YOUR TASK: Reproduce all of the listing below without alteration.

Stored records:
--- START ---

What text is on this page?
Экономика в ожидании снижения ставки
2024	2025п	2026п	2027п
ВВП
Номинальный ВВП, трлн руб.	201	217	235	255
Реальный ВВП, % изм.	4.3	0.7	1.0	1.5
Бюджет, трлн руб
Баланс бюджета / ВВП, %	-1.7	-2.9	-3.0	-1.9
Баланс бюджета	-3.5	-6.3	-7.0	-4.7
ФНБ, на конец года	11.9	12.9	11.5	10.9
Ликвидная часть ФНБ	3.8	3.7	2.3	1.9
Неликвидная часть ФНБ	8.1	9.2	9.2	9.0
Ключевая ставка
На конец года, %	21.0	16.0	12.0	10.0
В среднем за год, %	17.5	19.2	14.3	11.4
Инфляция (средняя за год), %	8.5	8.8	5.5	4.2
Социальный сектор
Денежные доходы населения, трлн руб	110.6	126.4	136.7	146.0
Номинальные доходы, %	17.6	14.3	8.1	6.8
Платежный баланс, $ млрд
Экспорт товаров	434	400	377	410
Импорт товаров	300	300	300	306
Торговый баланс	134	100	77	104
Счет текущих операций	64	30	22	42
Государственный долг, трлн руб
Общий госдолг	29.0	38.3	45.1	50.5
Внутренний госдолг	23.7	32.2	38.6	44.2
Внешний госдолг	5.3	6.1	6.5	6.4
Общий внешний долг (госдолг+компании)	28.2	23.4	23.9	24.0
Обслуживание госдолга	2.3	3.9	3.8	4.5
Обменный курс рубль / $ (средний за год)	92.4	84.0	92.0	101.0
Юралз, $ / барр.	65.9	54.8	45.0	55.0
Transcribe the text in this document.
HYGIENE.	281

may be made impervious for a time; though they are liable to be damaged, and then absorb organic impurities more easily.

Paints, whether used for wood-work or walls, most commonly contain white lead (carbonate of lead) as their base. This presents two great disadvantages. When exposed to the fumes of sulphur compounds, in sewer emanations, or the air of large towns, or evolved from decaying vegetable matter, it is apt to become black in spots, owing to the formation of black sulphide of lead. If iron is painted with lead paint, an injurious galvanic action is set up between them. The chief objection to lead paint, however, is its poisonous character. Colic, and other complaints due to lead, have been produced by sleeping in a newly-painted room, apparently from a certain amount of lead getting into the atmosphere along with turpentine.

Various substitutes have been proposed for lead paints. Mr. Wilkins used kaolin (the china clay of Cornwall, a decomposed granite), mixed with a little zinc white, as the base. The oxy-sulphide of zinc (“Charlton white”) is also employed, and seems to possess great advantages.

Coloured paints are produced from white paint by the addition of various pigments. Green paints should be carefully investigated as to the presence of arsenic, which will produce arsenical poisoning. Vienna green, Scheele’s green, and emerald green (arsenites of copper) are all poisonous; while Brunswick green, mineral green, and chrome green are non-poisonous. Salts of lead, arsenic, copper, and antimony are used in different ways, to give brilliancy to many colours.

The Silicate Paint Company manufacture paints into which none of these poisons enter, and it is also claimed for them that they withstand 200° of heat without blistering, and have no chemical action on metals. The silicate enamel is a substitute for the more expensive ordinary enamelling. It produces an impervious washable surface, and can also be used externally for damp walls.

--- END ---

EXERCISE RESULT:
What text is on this page?
Экономика в ожидании снижения ставки
2024	2025п	2026п	2027п
ВВП
Номинальный ВВП, трлн руб.	201	217	235	255
Реальный ВВП, % изм.	4.3	0.7	1.0	1.5
Бюджет, трлн руб
Баланс бюджета / ВВП, %	-1.7	-2.9	-3.0	-1.9
Баланс бюджета	-3.5	-6.3	-7.0	-4.7
ФНБ, на конец года	11.9	12.9	11.5	10.9
Ликвидная часть ФНБ	3.8	3.7	2.3	1.9
Неликвидная часть ФНБ	8.1	9.2	9.2	9.0
Ключевая ставка
На конец года, %	21.0	16.0	12.0	10.0
В среднем за год, %	17.5	19.2	14.3	11.4
Инфляция (средняя за год), %	8.5	8.8	5.5	4.2
Социальный сектор
Денежные доходы населения, трлн руб	110.6	126.4	136.7	146.0
Номинальные доходы, %	17.6	14.3	8.1	6.8
Платежный баланс, $ млрд
Экспорт товаров	434	400	377	410
Импорт товаров	300	300	300	306
Торговый баланс	134	100	77	104
Счет текущих операций	64	30	22	42
Государственный долг, трлн руб
Общий госдолг	29.0	38.3	45.1	50.5
Внутренний госдолг	23.7	32.2	38.6	44.2
Внешний госдолг	5.3	6.1	6.5	6.4
Общий внешний долг (госдолг+компании)	28.2	23.4	23.9	24.0
Обслуживание госдолга	2.3	3.9	3.8	4.5
Обменный курс рубль / $ (средний за год)	92.4	84.0	92.0	101.0
Юралз, $ / барр.	65.9	54.8	45.0	55.0
Transcribe the text in this document.
HYGIENE.	281

may be made impervious for a time; though they are liable to be damaged, and then absorb organic impurities more easily.

Paints, whether used for wood-work or walls, most commonly contain white lead (carbonate of lead) as their base. This presents two great disadvantages. When exposed to the fumes of sulphur compounds, in sewer emanations, or the air of large towns, or evolved from decaying vegetable matter, it is apt to become black in spots, owing to the formation of black sulphide of lead. If iron is painted with lead paint, an injurious galvanic action is set up between them. The chief objection to lead paint, however, is its poisonous character. Colic, and other complaints due to lead, have been produced by sleeping in a newly-painted room, apparently from a certain amount of lead getting into the atmosphere along with turpentine.

Various substitutes have been proposed for lead paints. Mr. Wilkins used kaolin (the china clay of Cornwall, a decomposed granite), mixed with a little zinc white, as the base. The oxy-sulphide of zinc (“Charlton white”) is also employed, and seems to possess great advantages.

Coloured paints are produced from white paint by the addition of various pigments. Green paints should be carefully investigated as to the presence of arsenic, which will produce arsenical poisoning. Vienna green, Scheele’s green, and emerald green (arsenites of copper) are all poisonous; while Brunswick green, mineral green, and chrome green are non-poisonous. Salts of lead, arsenic, copper, and antimony are used in different ways, to give brilliancy to many colours.

The Silicate Paint Company manufacture paints into which none of these poisons enter, and it is also claimed for them that they withstand 200° of heat without blistering, and have no chemical action on metals. The silicate enamel is a substitute for the more expensive ordinary enamelling. It produces an impervious washable surface, and can also be used externally for damp walls.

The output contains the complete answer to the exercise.